**Set exercise**: Reproduce the entries word for word, and omit any picture you find in them.

[Begin]

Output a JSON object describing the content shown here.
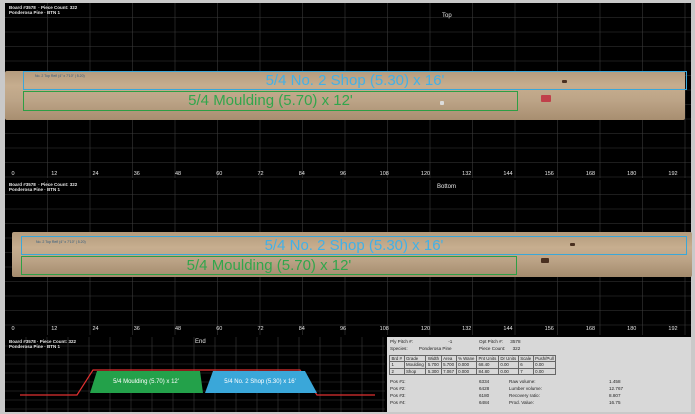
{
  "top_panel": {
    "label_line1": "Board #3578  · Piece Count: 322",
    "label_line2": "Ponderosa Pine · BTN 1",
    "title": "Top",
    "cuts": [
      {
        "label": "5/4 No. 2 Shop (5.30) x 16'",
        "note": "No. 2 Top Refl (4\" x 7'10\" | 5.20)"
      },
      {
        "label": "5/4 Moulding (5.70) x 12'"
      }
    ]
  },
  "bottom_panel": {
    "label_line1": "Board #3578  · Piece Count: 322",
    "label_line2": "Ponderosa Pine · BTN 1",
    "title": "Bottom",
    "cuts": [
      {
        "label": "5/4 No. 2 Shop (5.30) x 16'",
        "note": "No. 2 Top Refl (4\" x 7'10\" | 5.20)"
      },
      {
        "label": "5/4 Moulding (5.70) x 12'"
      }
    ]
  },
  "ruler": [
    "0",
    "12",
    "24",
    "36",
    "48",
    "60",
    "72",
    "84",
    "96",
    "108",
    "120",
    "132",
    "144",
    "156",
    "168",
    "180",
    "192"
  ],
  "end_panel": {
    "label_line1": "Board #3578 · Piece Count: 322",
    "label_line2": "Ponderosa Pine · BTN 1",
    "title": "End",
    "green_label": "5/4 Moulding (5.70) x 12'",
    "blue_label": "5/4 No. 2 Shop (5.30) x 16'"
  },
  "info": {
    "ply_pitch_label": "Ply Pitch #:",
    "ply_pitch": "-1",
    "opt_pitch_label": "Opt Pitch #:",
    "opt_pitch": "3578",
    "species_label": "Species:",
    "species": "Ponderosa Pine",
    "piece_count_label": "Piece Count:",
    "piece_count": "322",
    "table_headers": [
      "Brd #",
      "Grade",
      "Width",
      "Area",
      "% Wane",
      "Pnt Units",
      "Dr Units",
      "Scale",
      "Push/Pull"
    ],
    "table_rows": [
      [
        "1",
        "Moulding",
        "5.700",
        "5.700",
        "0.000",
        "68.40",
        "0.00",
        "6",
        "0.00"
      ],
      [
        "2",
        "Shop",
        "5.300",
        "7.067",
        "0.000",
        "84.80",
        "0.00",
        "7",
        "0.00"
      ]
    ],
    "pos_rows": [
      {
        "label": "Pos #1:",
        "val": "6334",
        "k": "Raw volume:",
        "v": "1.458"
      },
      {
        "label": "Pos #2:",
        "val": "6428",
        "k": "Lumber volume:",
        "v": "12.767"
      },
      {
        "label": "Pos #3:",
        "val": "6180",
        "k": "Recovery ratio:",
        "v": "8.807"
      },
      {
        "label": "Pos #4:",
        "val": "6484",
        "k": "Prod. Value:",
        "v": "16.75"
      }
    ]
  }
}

[End]

**Response to the exercise**:
Output a JSON object describing the content shown here.
{
  "top_panel": {
    "label_line1": "Board #3578  · Piece Count: 322",
    "label_line2": "Ponderosa Pine · BTN 1",
    "title": "Top",
    "cuts": [
      {
        "label": "5/4 No. 2 Shop (5.30) x 16'",
        "note": "No. 2 Top Refl (4\" x 7'10\" | 5.20)"
      },
      {
        "label": "5/4 Moulding (5.70) x 12'"
      }
    ]
  },
  "bottom_panel": {
    "label_line1": "Board #3578  · Piece Count: 322",
    "label_line2": "Ponderosa Pine · BTN 1",
    "title": "Bottom",
    "cuts": [
      {
        "label": "5/4 No. 2 Shop (5.30) x 16'",
        "note": "No. 2 Top Refl (4\" x 7'10\" | 5.20)"
      },
      {
        "label": "5/4 Moulding (5.70) x 12'"
      }
    ]
  },
  "ruler": [
    "0",
    "12",
    "24",
    "36",
    "48",
    "60",
    "72",
    "84",
    "96",
    "108",
    "120",
    "132",
    "144",
    "156",
    "168",
    "180",
    "192"
  ],
  "end_panel": {
    "label_line1": "Board #3578 · Piece Count: 322",
    "label_line2": "Ponderosa Pine · BTN 1",
    "title": "End",
    "green_label": "5/4 Moulding (5.70) x 12'",
    "blue_label": "5/4 No. 2 Shop (5.30) x 16'"
  },
  "info": {
    "ply_pitch_label": "Ply Pitch #:",
    "ply_pitch": "-1",
    "opt_pitch_label": "Opt Pitch #:",
    "opt_pitch": "3578",
    "species_label": "Species:",
    "species": "Ponderosa Pine",
    "piece_count_label": "Piece Count:",
    "piece_count": "322",
    "table_headers": [
      "Brd #",
      "Grade",
      "Width",
      "Area",
      "% Wane",
      "Pnt Units",
      "Dr Units",
      "Scale",
      "Push/Pull"
    ],
    "table_rows": [
      [
        "1",
        "Moulding",
        "5.700",
        "5.700",
        "0.000",
        "68.40",
        "0.00",
        "6",
        "0.00"
      ],
      [
        "2",
        "Shop",
        "5.300",
        "7.067",
        "0.000",
        "84.80",
        "0.00",
        "7",
        "0.00"
      ]
    ],
    "pos_rows": [
      {
        "label": "Pos #1:",
        "val": "6334",
        "k": "Raw volume:",
        "v": "1.458"
      },
      {
        "label": "Pos #2:",
        "val": "6428",
        "k": "Lumber volume:",
        "v": "12.767"
      },
      {
        "label": "Pos #3:",
        "val": "6180",
        "k": "Recovery ratio:",
        "v": "8.807"
      },
      {
        "label": "Pos #4:",
        "val": "6484",
        "k": "Prod. Value:",
        "v": "16.75"
      }
    ]
  }
}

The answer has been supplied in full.